▸ WHAT IS EXPECTED:
Print every entry, word for word, and skip the images.

▸ THE RECORDS:
☆ ☆ ☆ ☆ ☆ ☆ ☆
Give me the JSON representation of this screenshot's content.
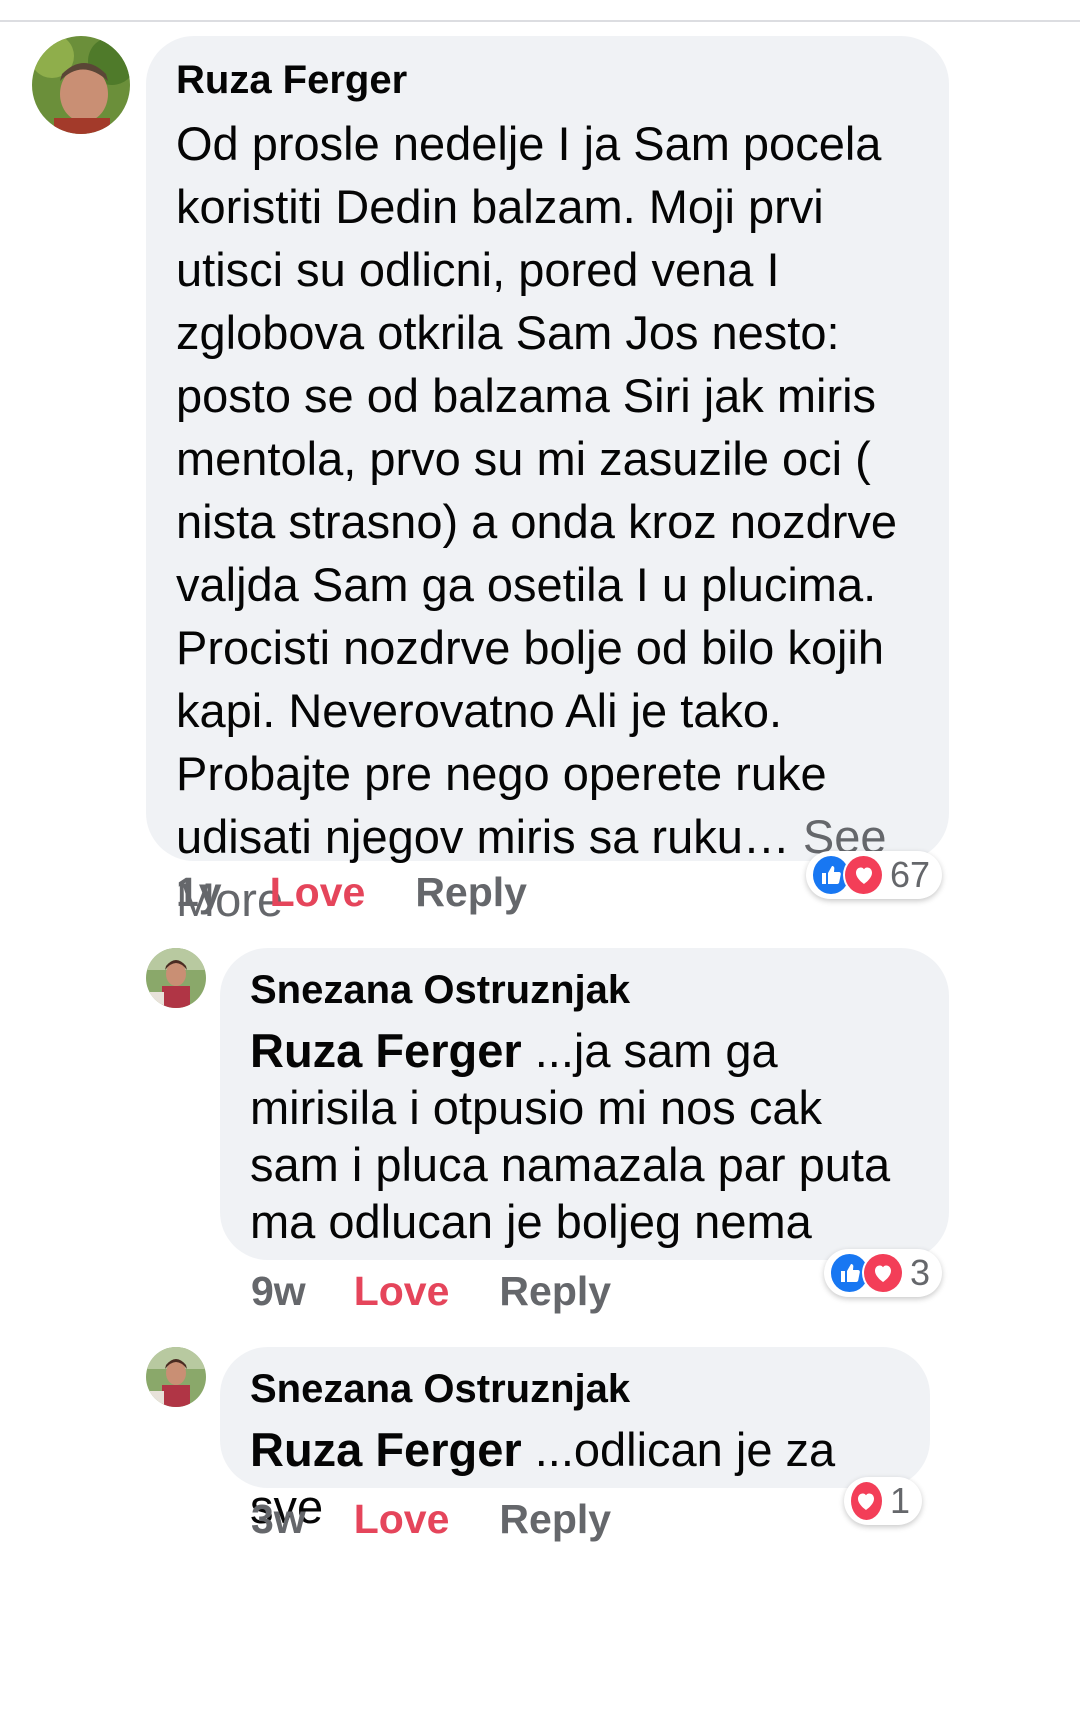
{
  "comments": [
    {
      "author": "Ruza Ferger",
      "text": "Od prosle nedelje I ja Sam pocela koristiti Dedin balzam. Moji prvi utisci su odlicni, pored vena I zglobova otkrila Sam Jos nesto: posto se od balzama Siri jak miris mentola, prvo su mi zasuzile oci ( nista strasno) a onda kroz nozdrve valjda Sam ga osetila I u plucima. Procisti nozdrve bolje od bilo kojih kapi. Neverovatno Ali je tako. Probajte pre nego operete ruke udisati njegov miris sa ruku…",
      "see_more": "See More",
      "time": "1y",
      "love": "Love",
      "reply": "Reply",
      "reaction_count": "67",
      "reaction_icons": [
        "like-icon",
        "love-icon"
      ]
    },
    {
      "author": "Snezana Ostruznjak",
      "mention": "Ruza Ferger",
      "text": "...ja sam ga mirisila i otpusio mi nos cak sam i pluca namazala par puta ma odlucan je boljeg nema",
      "time": "9w",
      "love": "Love",
      "reply": "Reply",
      "reaction_count": "3",
      "reaction_icons": [
        "like-icon",
        "love-icon"
      ]
    },
    {
      "author": "Snezana Ostruznjak",
      "mention": "Ruza Ferger",
      "text": "...odlican je za sve",
      "time": "3w",
      "love": "Love",
      "reply": "Reply",
      "reaction_count": "1",
      "reaction_icons": [
        "love-icon"
      ]
    }
  ],
  "colors": {
    "bubble": "#f0f2f5",
    "love_text": "#e5455b",
    "secondary_text": "#65676b",
    "like_blue": "#1877f2",
    "love_red": "#f33e58"
  }
}
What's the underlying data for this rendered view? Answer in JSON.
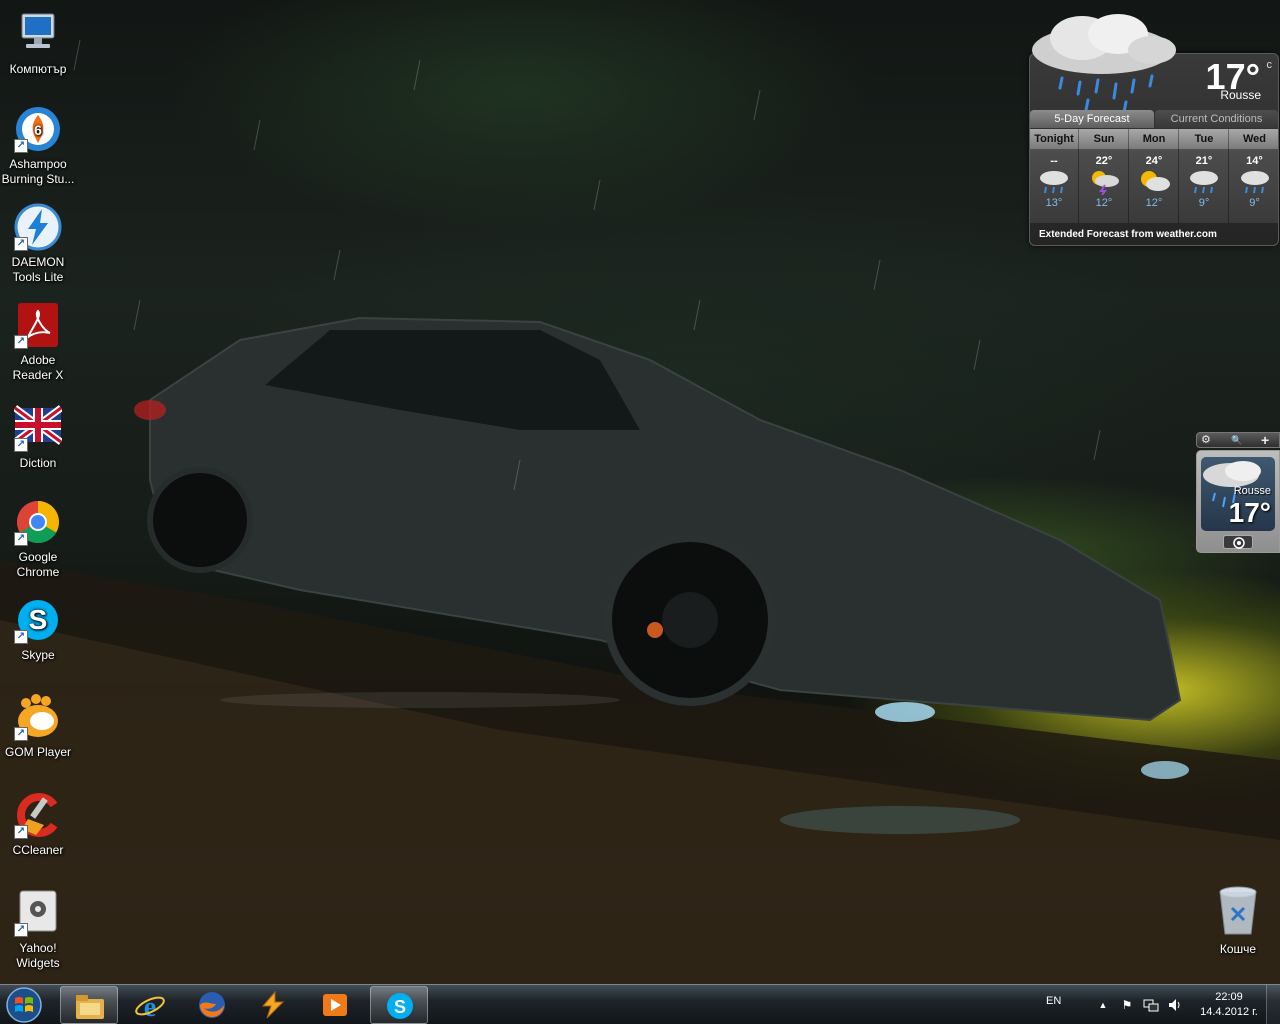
☆ ☆ ☆ ☆ ☆ ☆ ☆
▸ CORRECT RESULT:
Give me the JSON representation of this screenshot's content.
{
  "comments": [
    {
      "author": "Ruza Ferger",
      "text": "Od prosle nedelje I ja Sam pocela koristiti Dedin balzam. Moji prvi utisci su odlicni, pored vena I zglobova otkrila Sam Jos nesto: posto se od balzama Siri jak miris mentola, prvo su mi zasuzile oci ( nista strasno) a onda kroz nozdrve valjda Sam ga osetila I u plucima. Procisti nozdrve bolje od bilo kojih kapi. Neverovatno Ali je tako. Probajte pre nego operete ruke udisati njegov miris sa ruku…",
      "see_more": "See More",
      "time": "1y",
      "love": "Love",
      "reply": "Reply",
      "reaction_count": "67",
      "reaction_icons": [
        "like-icon",
        "love-icon"
      ]
    },
    {
      "author": "Snezana Ostruznjak",
      "mention": "Ruza Ferger",
      "text": "...ja sam ga mirisila i otpusio mi nos cak sam i pluca namazala par puta ma odlucan je boljeg nema",
      "time": "9w",
      "love": "Love",
      "reply": "Reply",
      "reaction_count": "3",
      "reaction_icons": [
        "like-icon",
        "love-icon"
      ]
    },
    {
      "author": "Snezana Ostruznjak",
      "mention": "Ruza Ferger",
      "text": "...odlican je za sve",
      "time": "3w",
      "love": "Love",
      "reply": "Reply",
      "reaction_count": "1",
      "reaction_icons": [
        "love-icon"
      ]
    }
  ],
  "colors": {
    "bubble": "#f0f2f5",
    "love_text": "#e5455b",
    "secondary_text": "#65676b",
    "like_blue": "#1877f2",
    "love_red": "#f33e58"
  }
}
What's the underlying data for this rendered view? Answer in JSON.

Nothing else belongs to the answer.